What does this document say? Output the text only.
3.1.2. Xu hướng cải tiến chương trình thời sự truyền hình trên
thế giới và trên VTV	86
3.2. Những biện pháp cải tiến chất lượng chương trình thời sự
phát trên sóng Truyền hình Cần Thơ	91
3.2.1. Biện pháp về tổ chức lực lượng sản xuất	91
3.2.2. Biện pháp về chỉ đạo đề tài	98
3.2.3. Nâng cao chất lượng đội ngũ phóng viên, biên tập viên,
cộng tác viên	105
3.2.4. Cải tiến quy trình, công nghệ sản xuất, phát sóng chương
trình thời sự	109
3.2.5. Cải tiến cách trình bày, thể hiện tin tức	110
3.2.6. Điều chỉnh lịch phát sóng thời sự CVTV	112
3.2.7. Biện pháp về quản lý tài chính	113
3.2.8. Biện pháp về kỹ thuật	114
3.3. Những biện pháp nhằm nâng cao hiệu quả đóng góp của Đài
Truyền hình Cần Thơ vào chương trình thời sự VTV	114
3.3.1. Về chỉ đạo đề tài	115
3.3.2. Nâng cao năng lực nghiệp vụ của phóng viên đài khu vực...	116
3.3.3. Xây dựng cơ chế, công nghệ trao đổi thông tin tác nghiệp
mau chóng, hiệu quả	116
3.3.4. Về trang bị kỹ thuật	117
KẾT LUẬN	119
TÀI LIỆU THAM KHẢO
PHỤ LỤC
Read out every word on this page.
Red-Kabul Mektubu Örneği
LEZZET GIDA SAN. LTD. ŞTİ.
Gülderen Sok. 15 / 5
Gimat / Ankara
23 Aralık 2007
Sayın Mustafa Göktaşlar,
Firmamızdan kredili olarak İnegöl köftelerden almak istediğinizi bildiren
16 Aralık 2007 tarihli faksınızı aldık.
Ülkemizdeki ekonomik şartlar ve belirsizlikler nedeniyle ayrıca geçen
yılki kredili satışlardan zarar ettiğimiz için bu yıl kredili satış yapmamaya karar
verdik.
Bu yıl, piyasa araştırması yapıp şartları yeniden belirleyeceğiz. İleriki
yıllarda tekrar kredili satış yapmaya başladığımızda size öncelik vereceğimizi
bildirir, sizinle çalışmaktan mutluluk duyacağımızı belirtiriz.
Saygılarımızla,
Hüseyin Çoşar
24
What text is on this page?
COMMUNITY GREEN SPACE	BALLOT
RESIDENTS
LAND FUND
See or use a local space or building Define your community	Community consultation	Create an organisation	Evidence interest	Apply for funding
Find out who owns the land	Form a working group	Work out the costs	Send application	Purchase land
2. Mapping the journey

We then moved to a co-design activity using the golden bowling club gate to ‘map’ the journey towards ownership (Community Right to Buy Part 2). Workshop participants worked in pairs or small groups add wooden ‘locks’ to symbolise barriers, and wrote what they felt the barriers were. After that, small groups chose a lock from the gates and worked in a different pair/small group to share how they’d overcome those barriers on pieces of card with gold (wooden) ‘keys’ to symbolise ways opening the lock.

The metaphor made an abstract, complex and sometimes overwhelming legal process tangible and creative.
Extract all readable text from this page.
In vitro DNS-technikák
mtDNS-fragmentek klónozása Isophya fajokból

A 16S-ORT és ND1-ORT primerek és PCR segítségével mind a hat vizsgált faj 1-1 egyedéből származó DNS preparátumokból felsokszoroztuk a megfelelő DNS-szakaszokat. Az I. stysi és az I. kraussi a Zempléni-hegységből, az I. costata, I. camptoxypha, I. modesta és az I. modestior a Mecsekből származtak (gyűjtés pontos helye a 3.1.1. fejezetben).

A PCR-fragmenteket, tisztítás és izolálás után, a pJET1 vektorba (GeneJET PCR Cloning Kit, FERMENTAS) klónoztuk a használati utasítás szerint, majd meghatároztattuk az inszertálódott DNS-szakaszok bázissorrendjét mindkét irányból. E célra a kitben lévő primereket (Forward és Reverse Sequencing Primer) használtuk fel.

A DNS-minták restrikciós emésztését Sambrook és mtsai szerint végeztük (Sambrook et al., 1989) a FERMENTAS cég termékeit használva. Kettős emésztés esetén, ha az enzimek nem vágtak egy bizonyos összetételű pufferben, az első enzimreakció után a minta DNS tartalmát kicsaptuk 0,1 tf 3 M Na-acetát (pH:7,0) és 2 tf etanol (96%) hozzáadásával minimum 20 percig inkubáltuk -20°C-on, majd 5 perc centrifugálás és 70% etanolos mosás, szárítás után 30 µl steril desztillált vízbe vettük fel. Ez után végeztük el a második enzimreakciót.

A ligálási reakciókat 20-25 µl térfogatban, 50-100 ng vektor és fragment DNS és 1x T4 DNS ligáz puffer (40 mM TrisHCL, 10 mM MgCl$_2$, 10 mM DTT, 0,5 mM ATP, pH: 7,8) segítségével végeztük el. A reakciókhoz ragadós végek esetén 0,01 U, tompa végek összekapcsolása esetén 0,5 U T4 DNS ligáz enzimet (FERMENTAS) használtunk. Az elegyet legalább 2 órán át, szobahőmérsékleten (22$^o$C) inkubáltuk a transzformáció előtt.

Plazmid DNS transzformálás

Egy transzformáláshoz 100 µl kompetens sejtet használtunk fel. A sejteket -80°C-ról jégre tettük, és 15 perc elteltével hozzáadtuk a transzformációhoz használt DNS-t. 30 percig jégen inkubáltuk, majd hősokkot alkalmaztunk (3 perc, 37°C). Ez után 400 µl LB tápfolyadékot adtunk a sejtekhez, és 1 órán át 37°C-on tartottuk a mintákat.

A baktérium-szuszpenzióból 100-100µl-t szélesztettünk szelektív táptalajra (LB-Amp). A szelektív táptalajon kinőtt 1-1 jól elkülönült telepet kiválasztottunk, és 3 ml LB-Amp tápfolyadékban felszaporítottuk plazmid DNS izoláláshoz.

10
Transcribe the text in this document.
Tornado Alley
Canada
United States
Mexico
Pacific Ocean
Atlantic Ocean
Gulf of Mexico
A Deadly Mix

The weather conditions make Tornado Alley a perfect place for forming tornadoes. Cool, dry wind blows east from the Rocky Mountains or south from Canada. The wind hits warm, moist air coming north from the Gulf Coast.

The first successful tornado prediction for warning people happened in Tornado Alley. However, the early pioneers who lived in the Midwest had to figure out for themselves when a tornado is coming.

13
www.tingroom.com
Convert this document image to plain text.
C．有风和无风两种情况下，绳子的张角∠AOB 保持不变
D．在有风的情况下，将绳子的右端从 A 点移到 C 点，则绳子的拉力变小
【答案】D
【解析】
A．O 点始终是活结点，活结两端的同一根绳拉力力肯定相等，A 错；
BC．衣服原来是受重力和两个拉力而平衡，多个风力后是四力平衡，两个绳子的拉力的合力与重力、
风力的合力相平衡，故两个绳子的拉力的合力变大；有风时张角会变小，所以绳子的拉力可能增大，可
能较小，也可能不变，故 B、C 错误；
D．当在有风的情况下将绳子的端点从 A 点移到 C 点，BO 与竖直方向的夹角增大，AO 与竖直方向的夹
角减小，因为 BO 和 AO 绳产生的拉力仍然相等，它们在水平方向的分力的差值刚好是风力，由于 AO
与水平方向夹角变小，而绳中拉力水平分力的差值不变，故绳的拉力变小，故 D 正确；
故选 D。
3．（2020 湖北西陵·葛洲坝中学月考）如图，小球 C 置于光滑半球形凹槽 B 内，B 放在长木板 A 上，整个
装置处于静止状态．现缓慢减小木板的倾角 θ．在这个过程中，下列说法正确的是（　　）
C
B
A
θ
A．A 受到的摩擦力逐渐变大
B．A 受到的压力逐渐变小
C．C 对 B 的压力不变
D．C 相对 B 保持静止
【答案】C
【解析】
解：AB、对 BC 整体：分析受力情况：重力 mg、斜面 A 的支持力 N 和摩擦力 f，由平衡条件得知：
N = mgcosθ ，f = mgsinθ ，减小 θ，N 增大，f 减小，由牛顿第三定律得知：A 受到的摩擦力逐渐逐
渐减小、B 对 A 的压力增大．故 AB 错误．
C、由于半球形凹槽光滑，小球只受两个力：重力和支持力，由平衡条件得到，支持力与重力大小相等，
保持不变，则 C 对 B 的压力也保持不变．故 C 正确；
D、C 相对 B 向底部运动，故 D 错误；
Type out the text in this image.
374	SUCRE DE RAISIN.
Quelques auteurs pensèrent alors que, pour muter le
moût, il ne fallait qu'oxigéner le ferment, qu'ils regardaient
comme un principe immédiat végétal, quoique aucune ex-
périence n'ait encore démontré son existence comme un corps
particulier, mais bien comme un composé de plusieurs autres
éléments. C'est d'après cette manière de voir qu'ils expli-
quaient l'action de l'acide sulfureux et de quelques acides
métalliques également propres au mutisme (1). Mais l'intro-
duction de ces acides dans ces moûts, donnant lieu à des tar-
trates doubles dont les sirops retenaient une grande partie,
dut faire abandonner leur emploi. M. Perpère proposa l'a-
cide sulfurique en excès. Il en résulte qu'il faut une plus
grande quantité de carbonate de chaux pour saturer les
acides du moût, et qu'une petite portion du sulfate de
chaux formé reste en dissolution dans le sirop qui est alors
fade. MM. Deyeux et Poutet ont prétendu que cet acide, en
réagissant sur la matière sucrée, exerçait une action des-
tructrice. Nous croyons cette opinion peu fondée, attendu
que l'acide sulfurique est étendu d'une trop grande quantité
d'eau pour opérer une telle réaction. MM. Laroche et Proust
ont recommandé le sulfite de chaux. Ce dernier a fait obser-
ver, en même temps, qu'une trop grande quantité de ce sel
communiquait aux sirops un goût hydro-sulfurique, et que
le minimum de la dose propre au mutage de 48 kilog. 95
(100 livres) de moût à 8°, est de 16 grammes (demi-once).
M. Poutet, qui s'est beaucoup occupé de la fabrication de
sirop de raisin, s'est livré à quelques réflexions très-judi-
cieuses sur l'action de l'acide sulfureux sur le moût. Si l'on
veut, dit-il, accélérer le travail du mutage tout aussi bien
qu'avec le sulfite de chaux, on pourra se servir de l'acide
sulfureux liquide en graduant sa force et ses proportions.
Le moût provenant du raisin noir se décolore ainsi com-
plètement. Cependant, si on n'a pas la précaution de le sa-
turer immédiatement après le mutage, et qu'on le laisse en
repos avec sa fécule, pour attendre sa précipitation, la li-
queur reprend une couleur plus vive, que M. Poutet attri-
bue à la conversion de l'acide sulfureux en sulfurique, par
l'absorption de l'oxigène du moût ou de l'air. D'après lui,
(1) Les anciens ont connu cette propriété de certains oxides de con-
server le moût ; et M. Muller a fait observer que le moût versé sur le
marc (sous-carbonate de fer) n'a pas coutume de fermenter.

### Requirements
Keep only the lines that hold the string "Gulf", and copy them out.

### Answer in full
Gulf of Mexico
The weather conditions make Tornado Alley a perfect place for forming tornadoes. Cool, dry wind blows east from the Rocky Mountains or south from Canada. The wind hits warm, moist air coming north from the Gulf Coast.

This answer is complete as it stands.